- EXERCISE OBJECTIVE:
Set down the R decision tree notes below in full, with every character and line unchanged.

- TEXT SEGMENT:

━━━

• Summary

  • load package tree

  • train the model: model <- tree(formula = ..., data = ...)
  • summary: summary(model)
  • draw the tree:
    • plot(model)
    • annotate: text(model, pretty = 0)
  • print out details: just type the model model
  • make prediction: tree.pred <- predict(tree.carseats, CarseatsNew[-train,], type = "class")
  • prune trees: prune.carseats <- prune.misclass(tree.carseats, best = 13)
  • CV: cv.carserts <- cv.tree(tree.carseats, FUN = prune.misclass)

    • you can print the CV, you will see the number of nodes, deviance and so on.
  • Question

  • For the default use of tree, what is the stop criterion, I see some of nodes have 5 data, some of them have 26 of data


In [ ]:
require(tree)
require(ISLR)

In [ ]:
require(tidyverse)

In [ ]:
summary(Carseats)

In [ ]:
ggplot(data = Carseats) +
    geom_histogram(mapping = aes(x = Sales), binwidth = 2)

In [ ]:
High <- ifelse(Carseats$Sales <= 8, "No", "Yes")

In [ ]:
CarseatsNew <- transform(Carseats, High = High)

In [ ]:
tree.carseats <- tree(data = CarseatsNew, formula =  High ~ . - Sales)

In [ ]:
summary(tree.carseats)

In [ ]:
plot(tree.carseats)
text(tree.carseats, pretty = 0)

In [ ]:
tree.carseats

Part 2: divide training and testing


In [ ]:
set.seed(1011)
train <- sample(1:nrow(Carseats), 250)
# head(train)

━━━

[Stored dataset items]

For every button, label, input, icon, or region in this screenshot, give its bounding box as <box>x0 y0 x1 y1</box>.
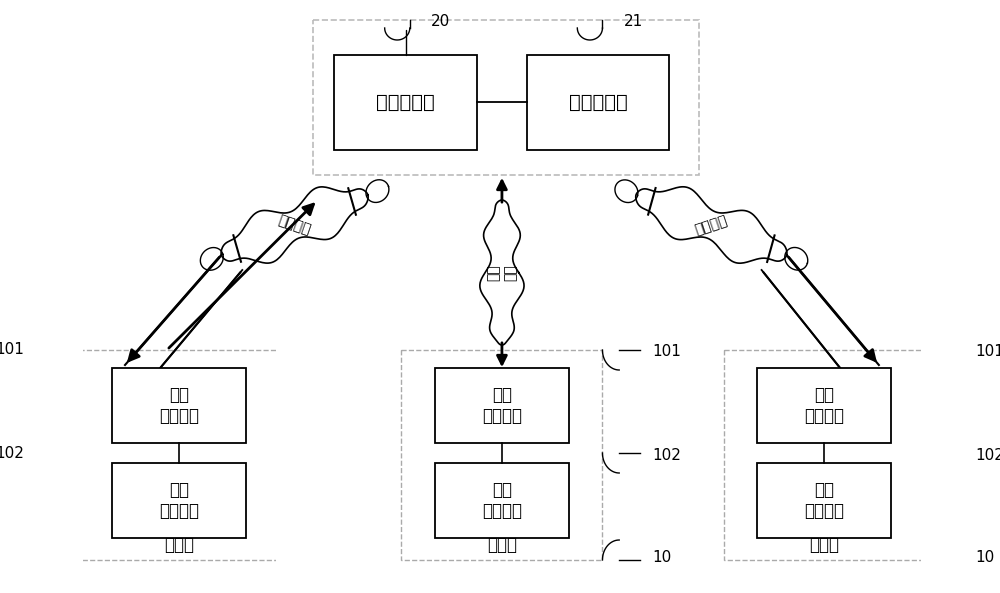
Text: 102: 102 <box>975 448 1000 463</box>
Bar <box>112 463 246 538</box>
Text: 21: 21 <box>623 14 643 30</box>
Text: 102: 102 <box>653 448 682 463</box>
Text: 101: 101 <box>653 345 682 359</box>
Text: 101: 101 <box>0 343 24 358</box>
Text: 101: 101 <box>975 345 1000 359</box>
Text: 主用
远动主机: 主用 远动主机 <box>804 386 844 425</box>
Bar <box>527 55 669 150</box>
Text: 主用
远动主机: 主用 远动主机 <box>482 386 522 425</box>
Polygon shape <box>221 187 368 263</box>
Bar <box>313 20 699 175</box>
Text: 换流站: 换流站 <box>487 536 517 554</box>
Text: 102: 102 <box>330 448 359 463</box>
Text: 备用服务器: 备用服务器 <box>569 93 628 112</box>
Polygon shape <box>785 247 808 270</box>
Text: 网络连接: 网络连接 <box>693 213 729 237</box>
Text: 备用
远动主机: 备用 远动主机 <box>159 481 199 520</box>
Text: 备用
远动主机: 备用 远动主机 <box>804 481 844 520</box>
Text: 网络
传输: 网络 传输 <box>487 264 517 281</box>
Text: 换流站: 换流站 <box>809 536 839 554</box>
Bar <box>276 340 360 570</box>
Bar <box>757 463 891 538</box>
Text: 10: 10 <box>330 550 349 566</box>
Text: 20: 20 <box>431 14 450 30</box>
Text: 备用
远动主机: 备用 远动主机 <box>482 481 522 520</box>
Bar <box>112 368 246 443</box>
Text: 10: 10 <box>975 550 994 566</box>
Polygon shape <box>366 180 389 202</box>
Text: 主用
远动主机: 主用 远动主机 <box>159 386 199 425</box>
Polygon shape <box>615 180 638 203</box>
Text: 10: 10 <box>653 550 672 566</box>
Text: 网络连接: 网络连接 <box>277 213 313 237</box>
Text: 102: 102 <box>0 445 24 461</box>
Bar <box>435 368 569 443</box>
Text: 主用服务器: 主用服务器 <box>376 93 435 112</box>
Text: 换流站: 换流站 <box>164 536 194 554</box>
Bar <box>79 350 280 560</box>
Bar <box>401 350 602 560</box>
Bar <box>334 55 477 150</box>
Bar <box>435 463 569 538</box>
Polygon shape <box>480 200 524 345</box>
Bar <box>757 368 891 443</box>
Bar <box>724 350 925 560</box>
Polygon shape <box>636 187 787 263</box>
Polygon shape <box>200 247 223 270</box>
Text: 101: 101 <box>330 345 359 359</box>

━━━

- RESULT:
• Summary

  • load package tree

  • train the model: model <- tree(formula = ..., data = ...)
  • summary: summary(model)
  • draw the tree:
    • plot(model)
    • annotate: text(model, pretty = 0)
  • print out details: just type the model model
  • make prediction: tree.pred <- predict(tree.carseats, CarseatsNew[-train,], type = "class")
  • prune trees: prune.carseats <- prune.misclass(tree.carseats, best = 13)
  • CV: cv.carserts <- cv.tree(tree.carseats, FUN = prune.misclass)

    • you can print the CV, you will see the number of nodes, deviance and so on.
  • Question

  • For the default use of tree, what is the stop criterion, I see some of nodes have 5 data, some of them have 26 of data


In [ ]:
require(tree)
require(ISLR)

In [ ]:
require(tidyverse)

In [ ]:
summary(Carseats)

In [ ]:
ggplot(data = Carseats) +
    geom_histogram(mapping = aes(x = Sales), binwidth = 2)

In [ ]:
High <- ifelse(Carseats$Sales <= 8, "No", "Yes")

In [ ]:
CarseatsNew <- transform(Carseats, High = High)

In [ ]:
tree.carseats <- tree(data = CarseatsNew, formula =  High ~ . - Sales)

In [ ]:
summary(tree.carseats)

In [ ]:
plot(tree.carseats)
text(tree.carseats, pretty = 0)

In [ ]:
tree.carseats

Part 2: divide training and testing


In [ ]:
set.seed(1011)
train <- sample(1:nrow(Carseats), 250)
# head(train)